===== Records for this exercise =====

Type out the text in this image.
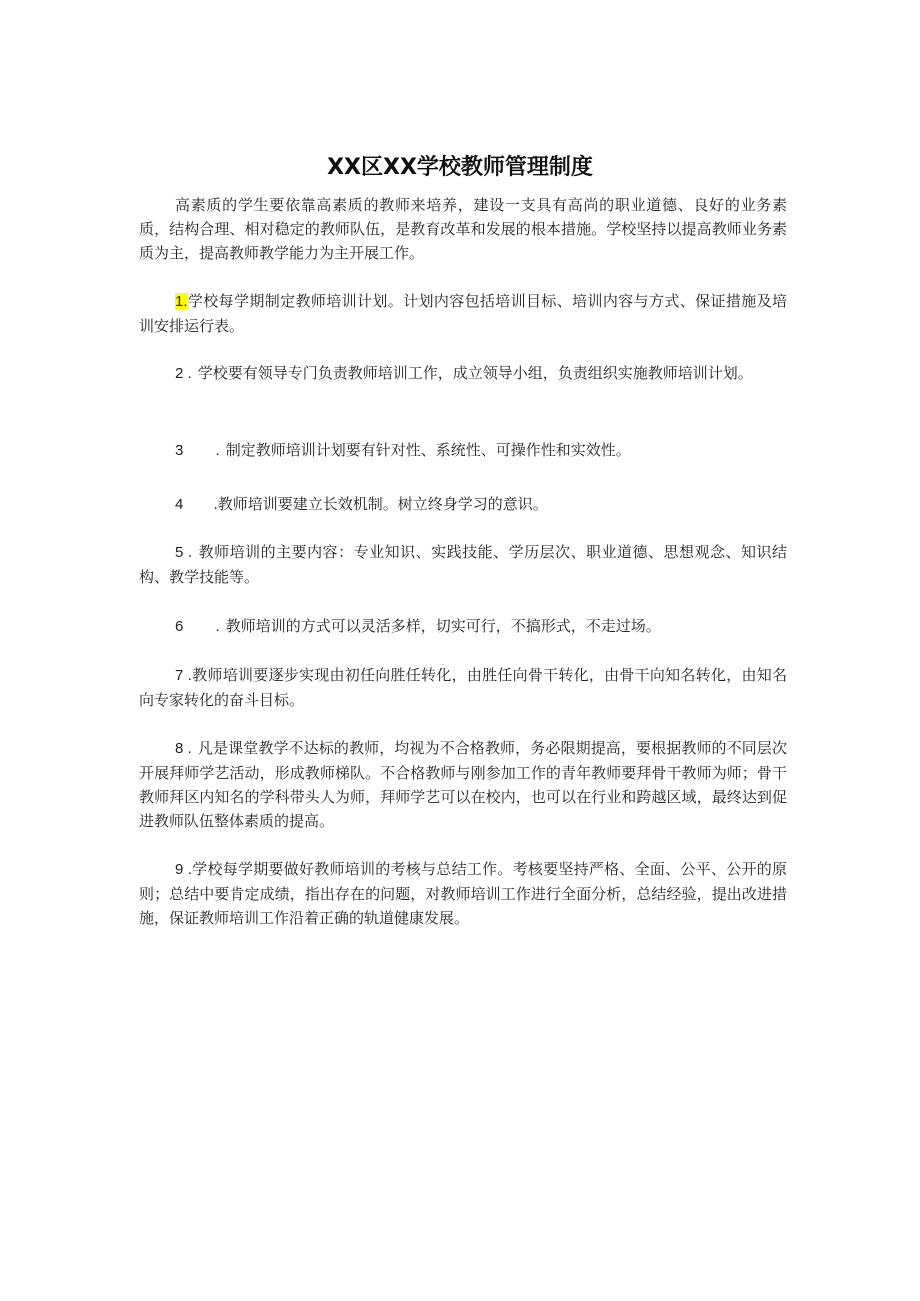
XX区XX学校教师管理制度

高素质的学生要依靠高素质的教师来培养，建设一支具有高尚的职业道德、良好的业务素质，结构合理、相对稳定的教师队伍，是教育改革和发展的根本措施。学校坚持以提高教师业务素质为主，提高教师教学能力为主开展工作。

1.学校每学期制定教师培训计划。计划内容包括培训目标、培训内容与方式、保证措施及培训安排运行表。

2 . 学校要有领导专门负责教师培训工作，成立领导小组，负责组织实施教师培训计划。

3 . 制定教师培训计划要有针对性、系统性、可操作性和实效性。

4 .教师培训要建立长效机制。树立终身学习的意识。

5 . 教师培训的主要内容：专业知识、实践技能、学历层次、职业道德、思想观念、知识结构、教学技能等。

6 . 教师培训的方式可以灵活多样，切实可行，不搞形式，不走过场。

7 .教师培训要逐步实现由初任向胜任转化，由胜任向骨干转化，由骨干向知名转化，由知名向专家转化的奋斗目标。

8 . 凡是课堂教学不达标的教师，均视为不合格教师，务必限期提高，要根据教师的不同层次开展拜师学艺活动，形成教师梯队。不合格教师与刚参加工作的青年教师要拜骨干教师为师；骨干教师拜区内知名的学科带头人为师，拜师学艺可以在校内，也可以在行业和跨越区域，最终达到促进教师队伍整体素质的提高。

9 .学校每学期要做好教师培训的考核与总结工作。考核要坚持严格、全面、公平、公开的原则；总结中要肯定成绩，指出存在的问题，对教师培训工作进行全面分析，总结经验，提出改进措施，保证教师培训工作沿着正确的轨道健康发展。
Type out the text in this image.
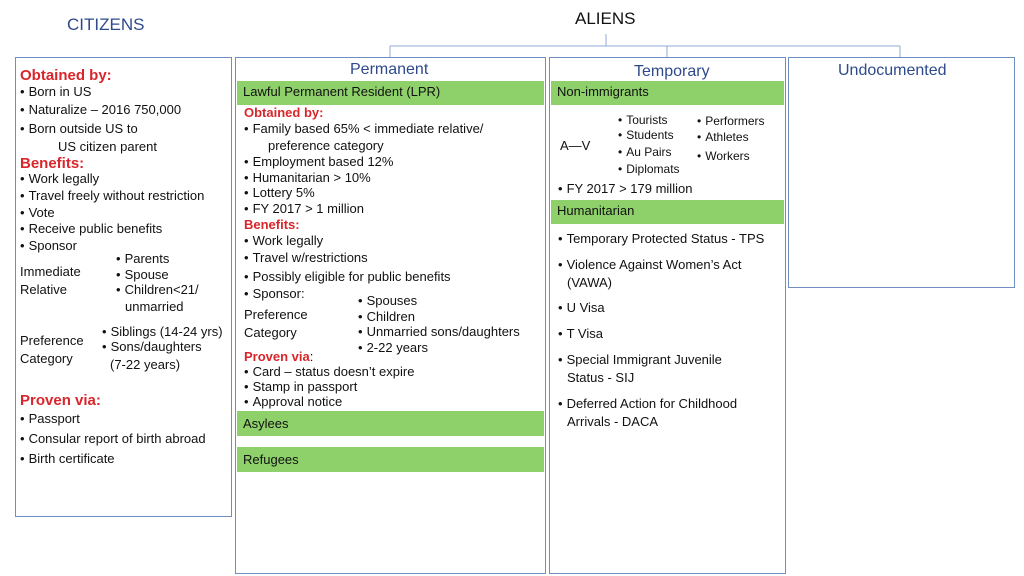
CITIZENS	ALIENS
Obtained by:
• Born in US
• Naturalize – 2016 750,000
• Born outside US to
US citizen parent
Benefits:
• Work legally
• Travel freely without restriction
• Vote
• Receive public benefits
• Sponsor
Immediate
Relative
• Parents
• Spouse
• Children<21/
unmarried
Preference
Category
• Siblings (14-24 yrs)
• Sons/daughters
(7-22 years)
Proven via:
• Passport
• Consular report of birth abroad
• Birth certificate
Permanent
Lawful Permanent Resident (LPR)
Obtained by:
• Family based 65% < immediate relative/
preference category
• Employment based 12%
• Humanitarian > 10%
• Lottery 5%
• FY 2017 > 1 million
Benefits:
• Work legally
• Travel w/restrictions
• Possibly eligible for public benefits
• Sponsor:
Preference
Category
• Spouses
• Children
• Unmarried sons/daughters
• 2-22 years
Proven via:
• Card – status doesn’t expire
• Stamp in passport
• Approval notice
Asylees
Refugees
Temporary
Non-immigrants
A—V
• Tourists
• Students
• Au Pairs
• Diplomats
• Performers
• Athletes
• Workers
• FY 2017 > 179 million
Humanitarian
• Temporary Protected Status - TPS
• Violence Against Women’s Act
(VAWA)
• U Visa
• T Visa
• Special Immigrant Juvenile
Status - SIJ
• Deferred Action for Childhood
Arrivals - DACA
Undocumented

=====

▶ [Short exercise] Using the listing, copy every line where the word "Travel" shows up.

▶ [The solution]
• Travel freely without restriction
• Travel w/restrictions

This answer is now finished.